To be done.
Check each line below for "color" and report how many have it, nothing else.
::::
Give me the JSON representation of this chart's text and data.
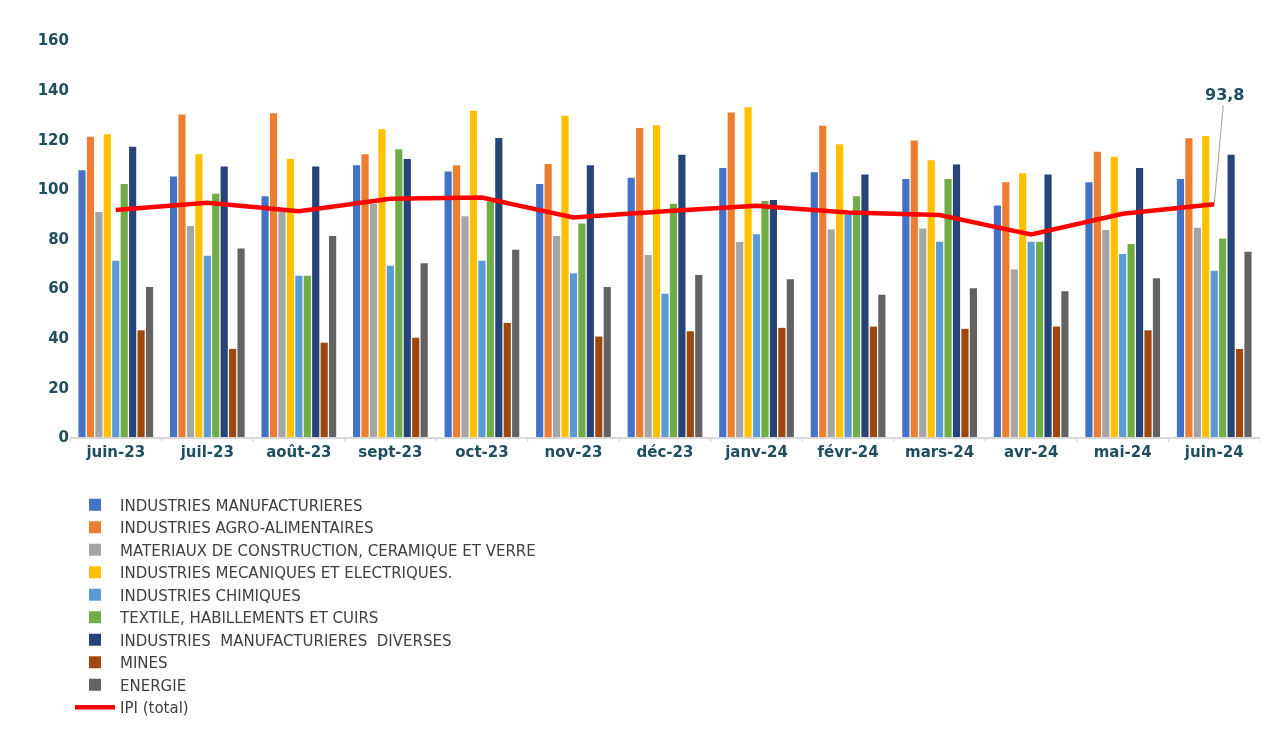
{
  "chart_data": {
    "type": "bar",
    "categories": [
      "juin-23",
      "juil-23",
      "août-23",
      "sept-23",
      "oct-23",
      "nov-23",
      "déc-23",
      "janv-24",
      "févr-24",
      "mars-24",
      "avr-24",
      "mai-24",
      "juin-24"
    ],
    "ylim": [
      0,
      160
    ],
    "yticks": [
      0,
      20,
      40,
      60,
      80,
      100,
      120,
      140,
      160
    ],
    "grid": false,
    "legend": "bottom",
    "series": [
      {
        "name": "INDUSTRIES MANUFACTURIERES",
        "color": "#4472c4",
        "values": [
          107.5,
          105,
          97,
          109.5,
          107,
          102,
          104.5,
          108.4,
          106.7,
          104,
          93.3,
          102.7,
          104
        ]
      },
      {
        "name": "INDUSTRIES AGRO-ALIMENTAIRES",
        "color": "#ed7d31",
        "values": [
          121,
          130,
          130.5,
          114,
          109.5,
          110,
          124.5,
          130.8,
          125.4,
          119.5,
          102.7,
          115,
          120.4
        ]
      },
      {
        "name": "MATERIAUX DE CONSTRUCTION, CERAMIQUE ET VERRE",
        "color": "#a5a5a5",
        "values": [
          90.7,
          85,
          91,
          94,
          89,
          81,
          73.4,
          78.6,
          83.6,
          84,
          67.5,
          83.4,
          84.3
        ]
      },
      {
        "name": "INDUSTRIES MECANIQUES ET ELECTRIQUES.",
        "color": "#ffc000",
        "values": [
          122,
          114,
          112,
          124,
          131.5,
          129.5,
          125.6,
          132.9,
          118,
          111.5,
          106.3,
          112.9,
          121.3
        ]
      },
      {
        "name": "INDUSTRIES CHIMIQUES",
        "color": "#5b9bd5",
        "values": [
          71,
          73,
          65,
          69,
          71,
          66,
          57.7,
          81.7,
          89.5,
          78.7,
          78.7,
          73.8,
          67
        ]
      },
      {
        "name": "TEXTILE, HABILLEMENTS ET CUIRS",
        "color": "#70ad47",
        "values": [
          102,
          98,
          65,
          116,
          95,
          86,
          94,
          95.1,
          97,
          104,
          78.7,
          77.8,
          80
        ]
      },
      {
        "name": "INDUSTRIES  MANUFACTURIERES  DIVERSES",
        "color": "#264478",
        "values": [
          117,
          109,
          109,
          112,
          120.5,
          109.5,
          113.8,
          95.5,
          105.8,
          109.8,
          105.8,
          108.4,
          113.8
        ]
      },
      {
        "name": "MINES",
        "color": "#9e480e",
        "values": [
          43,
          35.5,
          38,
          40,
          46,
          40.5,
          42.6,
          44,
          44.5,
          43.6,
          44.5,
          43,
          35.5
        ]
      },
      {
        "name": "ENERGIE",
        "color": "#636363",
        "values": [
          60.5,
          76,
          81,
          70,
          75.5,
          60.5,
          65.3,
          63.6,
          57.3,
          60,
          58.7,
          64,
          74.7
        ]
      },
      {
        "name": "IPI (total)",
        "color": "#ff0000",
        "type": "line",
        "marker": "none",
        "line_style": "solid",
        "values": [
          91.5,
          94.4,
          91,
          96,
          96.5,
          88.5,
          91,
          93.2,
          90.5,
          89.5,
          81.6,
          90,
          93.8
        ],
        "value_labels": [
          null,
          null,
          null,
          null,
          null,
          null,
          null,
          null,
          null,
          null,
          null,
          null,
          "93,8"
        ]
      }
    ]
  }
}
::::
Complete output.
10